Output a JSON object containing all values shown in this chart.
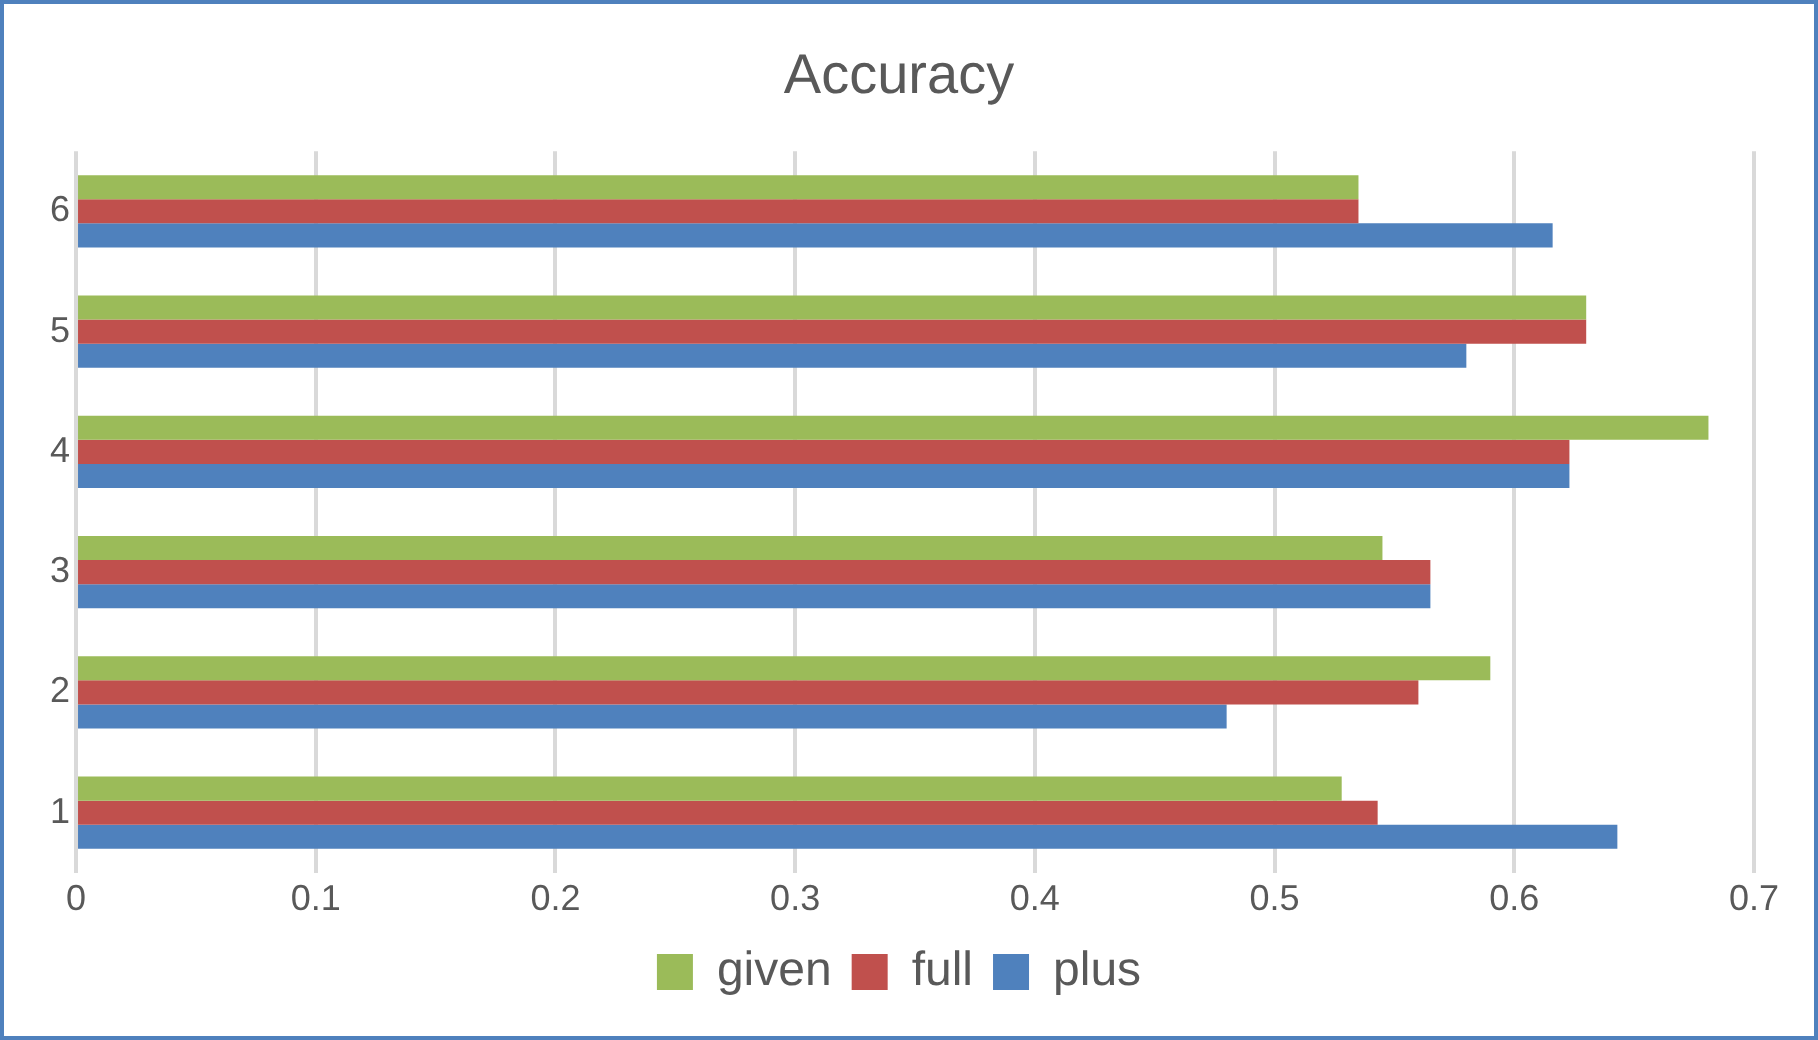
{
  "chart_data": {
    "type": "bar",
    "orientation": "horizontal",
    "title": "Accuracy",
    "categories": [
      "6",
      "5",
      "4",
      "3",
      "2",
      "1"
    ],
    "series": [
      {
        "name": "given",
        "color": "#9bbb59",
        "values": [
          0.535,
          0.63,
          0.681,
          0.545,
          0.59,
          0.528
        ]
      },
      {
        "name": "full",
        "color": "#c0504d",
        "values": [
          0.535,
          0.63,
          0.623,
          0.565,
          0.56,
          0.543
        ]
      },
      {
        "name": "plus",
        "color": "#4f81bd",
        "values": [
          0.616,
          0.58,
          0.623,
          0.565,
          0.48,
          0.643
        ]
      }
    ],
    "xlim": [
      0,
      0.7
    ],
    "xticks": [
      0,
      0.1,
      0.2,
      0.3,
      0.4,
      0.5,
      0.6,
      0.7
    ],
    "grid": "x",
    "legend": "bottom"
  }
}
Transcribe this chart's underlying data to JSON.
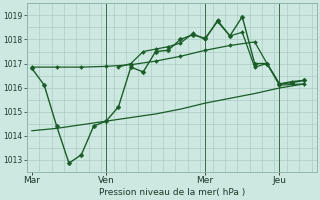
{
  "background_color": "#cce8e0",
  "grid_color": "#aaccc4",
  "line_color": "#1a5c28",
  "x_tick_labels": [
    "Mar",
    "Ven",
    "Mer",
    "Jeu"
  ],
  "x_tick_positions": [
    0,
    30,
    70,
    100
  ],
  "xlabel": "Pression niveau de la mer( hPa )",
  "ylim": [
    1012.5,
    1019.5
  ],
  "yticks": [
    1013,
    1014,
    1015,
    1016,
    1017,
    1018,
    1019
  ],
  "xlim": [
    -2,
    115
  ],
  "vlines_x": [
    30,
    70,
    100
  ],
  "series1_x": [
    0,
    5,
    10,
    15,
    20,
    25,
    30,
    35,
    40,
    45,
    50,
    55,
    60,
    65,
    70,
    75,
    80,
    85,
    90,
    95,
    100,
    105,
    110
  ],
  "series1_y": [
    1016.8,
    1016.1,
    1014.4,
    1012.85,
    1013.2,
    1014.4,
    1014.6,
    1015.2,
    1016.85,
    1016.65,
    1017.5,
    1017.55,
    1018.0,
    1018.2,
    1018.05,
    1018.75,
    1018.15,
    1018.95,
    1017.0,
    1017.0,
    1016.15,
    1016.2,
    1016.3
  ],
  "series2_x": [
    0,
    10,
    20,
    30,
    40,
    50,
    60,
    70,
    80,
    90,
    100,
    110
  ],
  "series2_y": [
    1016.85,
    1016.85,
    1016.85,
    1016.88,
    1016.95,
    1017.1,
    1017.3,
    1017.55,
    1017.75,
    1017.9,
    1016.1,
    1016.15
  ],
  "series3_x": [
    0,
    10,
    20,
    30,
    40,
    50,
    60,
    70,
    80,
    90,
    100,
    110
  ],
  "series3_y": [
    1014.2,
    1014.3,
    1014.45,
    1014.6,
    1014.75,
    1014.9,
    1015.1,
    1015.35,
    1015.55,
    1015.75,
    1015.98,
    1016.15
  ],
  "series4_x": [
    35,
    40,
    45,
    50,
    55,
    60,
    65,
    70,
    75,
    80,
    85,
    90,
    95,
    100,
    105,
    110
  ],
  "series4_y": [
    1016.85,
    1017.0,
    1017.5,
    1017.6,
    1017.7,
    1017.85,
    1018.25,
    1018.0,
    1018.8,
    1018.15,
    1018.3,
    1016.85,
    1017.0,
    1016.15,
    1016.25,
    1016.3
  ],
  "figsize": [
    3.2,
    2.0
  ],
  "dpi": 100
}
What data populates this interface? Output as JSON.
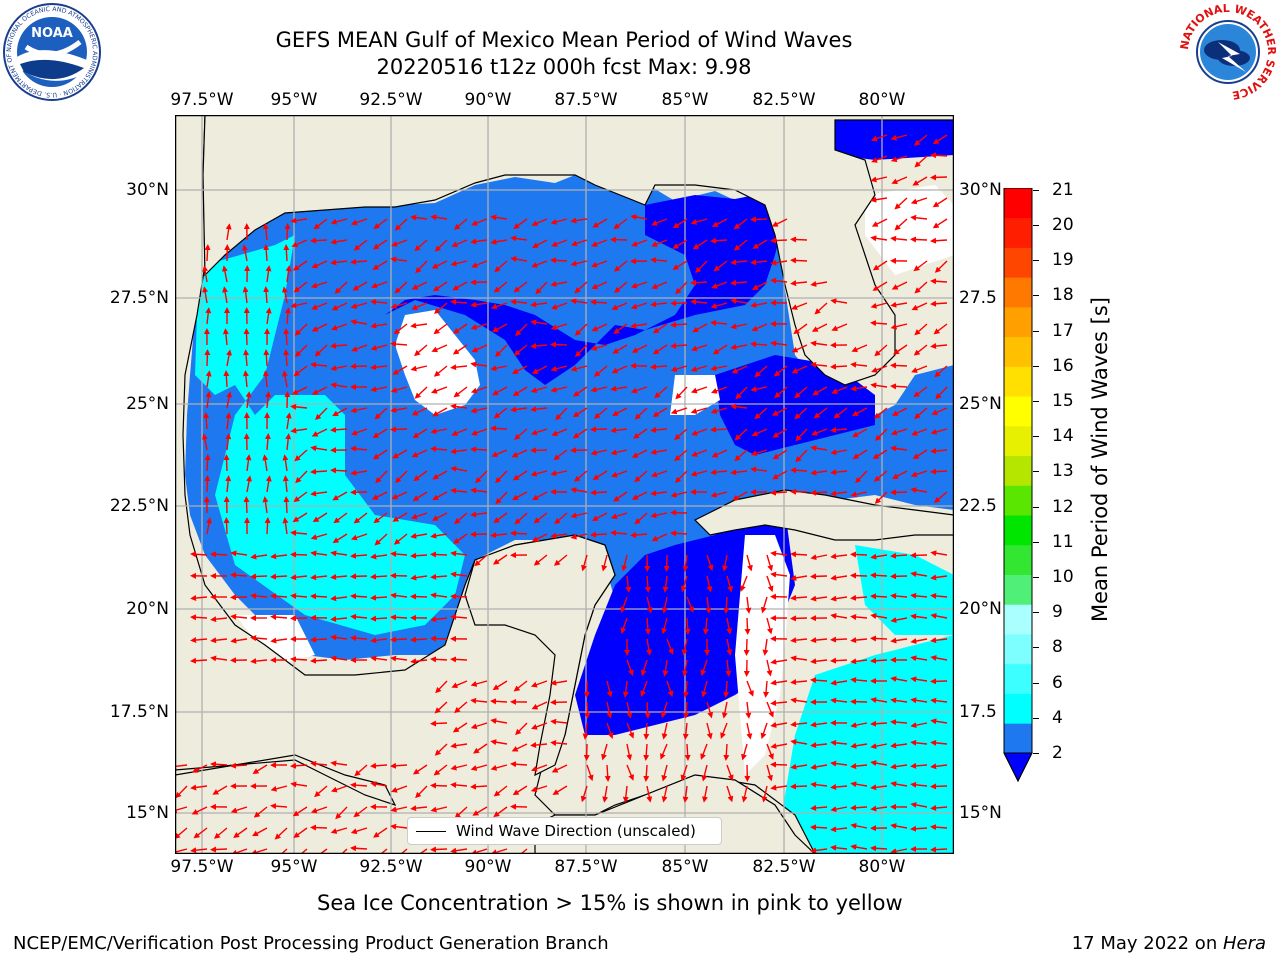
{
  "title": {
    "line1": "GEFS MEAN Gulf of Mexico Mean Period of Wind Waves",
    "line2": "20220516 t12z 000h fcst   Max: 9.98"
  },
  "map": {
    "lon_labels": [
      "97.5°W",
      "95°W",
      "92.5°W",
      "90°W",
      "87.5°W",
      "85°W",
      "82.5°W",
      "80°W"
    ],
    "lat_labels_left": [
      "30°N",
      "27.5°N",
      "25°N",
      "22.5°N",
      "20°N",
      "17.5°N",
      "15°N"
    ],
    "lat_labels_right": [
      "30°N",
      "27.5",
      "25°N",
      "22.5",
      "20°N",
      "17.5",
      "15°N"
    ],
    "legend_label": "Wind Wave Direction (unscaled)",
    "land_color": "#eeecdc",
    "arrow_color": "#ff0000"
  },
  "colorbar": {
    "label": "Mean Period of Wind Waves [s]",
    "ticks": [
      "2",
      "4",
      "6",
      "7",
      "8",
      "9",
      "10",
      "11",
      "12",
      "13",
      "14",
      "15",
      "16",
      "17",
      "18",
      "19",
      "20",
      "21"
    ],
    "colors": [
      "#1e78f0",
      "#00ffff",
      "#3cffff",
      "#7dffff",
      "#aaffff",
      "#50f078",
      "#32e632",
      "#00e600",
      "#5ae600",
      "#b4e600",
      "#e6f000",
      "#ffff00",
      "#ffe000",
      "#ffc000",
      "#ffa000",
      "#ff7800",
      "#ff4600",
      "#ff1e00",
      "#ff0000"
    ],
    "under_color": "#0000ff"
  },
  "subtitle": "Sea Ice Concentration > 15% is shown in pink to yellow",
  "footer": {
    "left": "NCEP/EMC/Verification Post Processing Product Generation Branch",
    "date": "17 May 2022 on ",
    "machine": "Hera"
  },
  "logos": {
    "noaa_text": "NOAA",
    "noaa_ring": "NATIONAL OCEANIC AND ATMOSPHERIC ADMINISTRATION · U.S. DEPARTMENT OF COMMERCE",
    "nws_ring": "NATIONAL WEATHER SERVICE"
  }
}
------------------------------------------------------------
** THE REQUEST **
Identify each line in the entries with the word "JSON" and copy it.

** SOLUTION TO THIS PROBLEM **
Output a JSON object containing all values shown in this chart.
Transcribe this chart's underlying data to JSON.
What data populates this interface? Output as JSON.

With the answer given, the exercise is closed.